Dataset entries:
● ● ● ●

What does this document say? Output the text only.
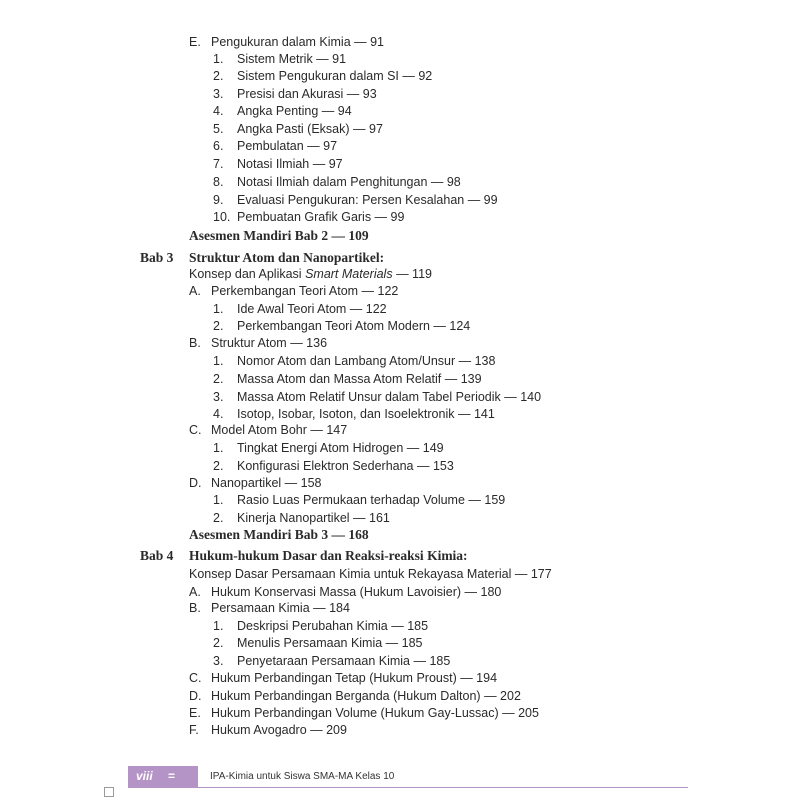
E. Pengukuran dalam Kimia — 91
1. Sistem Metrik — 91
2. Sistem Pengukuran dalam SI — 92
3. Presisi dan Akurasi — 93
4. Angka Penting — 94
5. Angka Pasti (Eksak) — 97
6. Pembulatan — 97
7. Notasi Ilmiah — 97
8. Notasi Ilmiah dalam Penghitungan — 98
9. Evaluasi Pengukuran: Persen Kesalahan — 99
10. Pembuatan Grafik Garis — 99
Asesmen Mandiri Bab 2 — 109
Bab 3 Struktur Atom dan Nanopartikel:
Konsep dan Aplikasi Smart Materials — 119
A. Perkembangan Teori Atom — 122
1. Ide Awal Teori Atom — 122
2. Perkembangan Teori Atom Modern — 124
B. Struktur Atom — 136
1. Nomor Atom dan Lambang Atom/Unsur — 138
2. Massa Atom dan Massa Atom Relatif — 139
3. Massa Atom Relatif Unsur dalam Tabel Periodik — 140
4. Isotop, Isobar, Isoton, dan Isoelektronik — 141
C. Model Atom Bohr — 147
1. Tingkat Energi Atom Hidrogen — 149
2. Konfigurasi Elektron Sederhana — 153
D. Nanopartikel — 158
1. Rasio Luas Permukaan terhadap Volume — 159
2. Kinerja Nanopartikel — 161
Asesmen Mandiri Bab 3 — 168
Bab 4 Hukum-hukum Dasar dan Reaksi-reaksi Kimia:
Konsep Dasar Persamaan Kimia untuk Rekayasa Material — 177
A. Hukum Konservasi Massa (Hukum Lavoisier) — 180
B. Persamaan Kimia — 184
1. Deskripsi Perubahan Kimia — 185
2. Menulis Persamaan Kimia — 185
3. Penyetaraan Persamaan Kimia — 185
C. Hukum Perbandingan Tetap (Hukum Proust) — 194
D. Hukum Perbandingan Berganda (Hukum Dalton) — 202
E. Hukum Perbandingan Volume (Hukum Gay-Lussac) — 205
F. Hukum Avogadro — 209
viii =	IPA-Kimia untuk Siswa SMA-MA Kelas 10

● ● ● ●

Locate the string "Hukum" in the listing above and copy every line where it occurs.

■ RESULT:
Bab 4 Hukum-hukum Dasar dan Reaksi-reaksi Kimia:
A. Hukum Konservasi Massa (Hukum Lavoisier) — 180
C. Hukum Perbandingan Tetap (Hukum Proust) — 194
D. Hukum Perbandingan Berganda (Hukum Dalton) — 202
E. Hukum Perbandingan Volume (Hukum Gay-Lussac) — 205
F. Hukum Avogadro — 209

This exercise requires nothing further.